** REQUIREMENT **
Find and copy each line of the records where the string "ylabel" shows up.

(Extracted data entries)
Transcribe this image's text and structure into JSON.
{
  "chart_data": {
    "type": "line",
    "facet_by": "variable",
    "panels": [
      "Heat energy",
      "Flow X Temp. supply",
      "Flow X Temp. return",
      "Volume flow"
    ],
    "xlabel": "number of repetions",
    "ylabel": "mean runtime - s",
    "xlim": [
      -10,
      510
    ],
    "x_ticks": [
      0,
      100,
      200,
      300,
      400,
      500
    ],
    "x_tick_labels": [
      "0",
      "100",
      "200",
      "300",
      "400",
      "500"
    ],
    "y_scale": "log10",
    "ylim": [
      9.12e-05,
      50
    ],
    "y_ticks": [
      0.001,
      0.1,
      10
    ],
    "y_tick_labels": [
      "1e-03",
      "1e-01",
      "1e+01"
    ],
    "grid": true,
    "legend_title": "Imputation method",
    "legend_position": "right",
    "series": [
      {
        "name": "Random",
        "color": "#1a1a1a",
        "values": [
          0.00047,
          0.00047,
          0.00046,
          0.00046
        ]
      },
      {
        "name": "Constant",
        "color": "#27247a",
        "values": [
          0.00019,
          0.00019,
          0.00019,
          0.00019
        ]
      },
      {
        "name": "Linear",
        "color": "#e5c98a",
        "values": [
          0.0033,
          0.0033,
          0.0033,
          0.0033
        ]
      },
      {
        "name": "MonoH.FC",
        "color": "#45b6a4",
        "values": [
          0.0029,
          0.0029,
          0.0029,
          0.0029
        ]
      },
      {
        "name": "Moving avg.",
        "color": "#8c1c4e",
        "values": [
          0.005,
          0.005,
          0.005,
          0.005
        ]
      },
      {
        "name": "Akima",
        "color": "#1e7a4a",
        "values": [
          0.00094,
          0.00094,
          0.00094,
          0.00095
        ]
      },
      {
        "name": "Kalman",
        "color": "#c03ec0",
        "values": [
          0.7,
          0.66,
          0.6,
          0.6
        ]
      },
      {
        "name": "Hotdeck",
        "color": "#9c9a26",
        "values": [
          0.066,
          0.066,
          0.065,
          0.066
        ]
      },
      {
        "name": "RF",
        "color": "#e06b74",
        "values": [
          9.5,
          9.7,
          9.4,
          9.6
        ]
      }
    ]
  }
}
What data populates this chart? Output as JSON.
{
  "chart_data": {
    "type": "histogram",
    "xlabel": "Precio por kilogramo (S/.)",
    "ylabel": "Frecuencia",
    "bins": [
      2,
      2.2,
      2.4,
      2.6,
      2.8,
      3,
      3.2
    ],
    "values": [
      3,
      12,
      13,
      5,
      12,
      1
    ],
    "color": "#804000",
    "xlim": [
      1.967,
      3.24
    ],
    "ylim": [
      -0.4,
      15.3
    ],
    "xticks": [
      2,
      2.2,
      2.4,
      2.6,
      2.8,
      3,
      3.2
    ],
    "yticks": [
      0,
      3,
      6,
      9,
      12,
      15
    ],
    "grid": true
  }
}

==

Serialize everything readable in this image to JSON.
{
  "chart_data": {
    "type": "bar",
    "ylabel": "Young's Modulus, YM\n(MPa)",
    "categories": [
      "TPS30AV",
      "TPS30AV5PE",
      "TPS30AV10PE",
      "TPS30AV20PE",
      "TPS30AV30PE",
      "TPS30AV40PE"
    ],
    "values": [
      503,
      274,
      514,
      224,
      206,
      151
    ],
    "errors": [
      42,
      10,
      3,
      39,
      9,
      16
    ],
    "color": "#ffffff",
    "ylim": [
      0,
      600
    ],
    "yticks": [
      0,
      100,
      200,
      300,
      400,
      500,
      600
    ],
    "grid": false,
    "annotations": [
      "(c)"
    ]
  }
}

** SOLUTION **
    "ylabel": "mean runtime - s",
    "ylabel": "Frecuencia",
    "ylabel": "Young's Modulus, YM\n(MPa)",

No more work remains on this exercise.